* _Exercise objective_: Copy each line below in which the word "title" occurs.

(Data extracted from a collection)
※

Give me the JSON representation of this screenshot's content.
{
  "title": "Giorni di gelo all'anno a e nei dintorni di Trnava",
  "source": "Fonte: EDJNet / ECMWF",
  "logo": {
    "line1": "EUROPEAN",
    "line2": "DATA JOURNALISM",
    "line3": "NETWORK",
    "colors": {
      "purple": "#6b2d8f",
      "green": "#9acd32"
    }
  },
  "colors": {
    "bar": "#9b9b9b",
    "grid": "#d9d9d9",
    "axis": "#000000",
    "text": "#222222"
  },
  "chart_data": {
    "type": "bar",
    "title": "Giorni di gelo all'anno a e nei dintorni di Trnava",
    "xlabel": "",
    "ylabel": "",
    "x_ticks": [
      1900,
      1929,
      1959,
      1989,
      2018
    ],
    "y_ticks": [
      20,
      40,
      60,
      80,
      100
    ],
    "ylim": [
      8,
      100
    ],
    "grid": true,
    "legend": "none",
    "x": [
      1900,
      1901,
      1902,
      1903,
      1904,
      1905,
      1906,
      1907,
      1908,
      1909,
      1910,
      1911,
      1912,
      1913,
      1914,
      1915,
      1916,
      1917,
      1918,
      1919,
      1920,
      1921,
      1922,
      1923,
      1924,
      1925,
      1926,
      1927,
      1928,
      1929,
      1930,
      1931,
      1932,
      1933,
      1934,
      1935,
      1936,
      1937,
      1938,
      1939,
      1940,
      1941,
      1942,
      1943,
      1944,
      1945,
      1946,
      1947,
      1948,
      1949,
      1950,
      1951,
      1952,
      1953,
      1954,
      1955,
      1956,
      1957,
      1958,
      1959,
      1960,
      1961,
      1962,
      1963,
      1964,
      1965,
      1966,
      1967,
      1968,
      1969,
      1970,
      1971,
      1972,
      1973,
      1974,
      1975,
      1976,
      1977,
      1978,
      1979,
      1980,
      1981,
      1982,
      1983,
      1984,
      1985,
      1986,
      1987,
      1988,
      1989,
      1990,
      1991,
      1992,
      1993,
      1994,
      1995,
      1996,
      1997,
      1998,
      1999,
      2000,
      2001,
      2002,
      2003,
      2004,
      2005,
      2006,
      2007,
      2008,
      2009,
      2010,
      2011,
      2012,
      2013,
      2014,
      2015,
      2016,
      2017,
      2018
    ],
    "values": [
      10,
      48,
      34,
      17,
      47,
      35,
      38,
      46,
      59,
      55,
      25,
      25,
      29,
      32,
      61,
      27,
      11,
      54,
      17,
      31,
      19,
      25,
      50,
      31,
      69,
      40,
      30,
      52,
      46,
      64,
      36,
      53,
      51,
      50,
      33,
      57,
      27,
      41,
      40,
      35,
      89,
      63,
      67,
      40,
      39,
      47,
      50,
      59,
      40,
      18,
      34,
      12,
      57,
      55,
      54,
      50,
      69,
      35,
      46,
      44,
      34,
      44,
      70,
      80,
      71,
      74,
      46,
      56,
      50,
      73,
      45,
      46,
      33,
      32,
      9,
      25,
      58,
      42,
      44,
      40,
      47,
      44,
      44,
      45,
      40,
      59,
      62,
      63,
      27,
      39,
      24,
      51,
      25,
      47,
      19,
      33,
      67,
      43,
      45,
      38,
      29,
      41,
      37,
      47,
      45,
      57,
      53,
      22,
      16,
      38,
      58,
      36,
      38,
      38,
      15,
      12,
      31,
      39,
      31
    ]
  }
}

※

* _Solution to this task_:
  "title": "Giorni di gelo all'anno a e nei dintorni di Trnava",
    "title": "Giorni di gelo all'anno a e nei dintorni di Trnava",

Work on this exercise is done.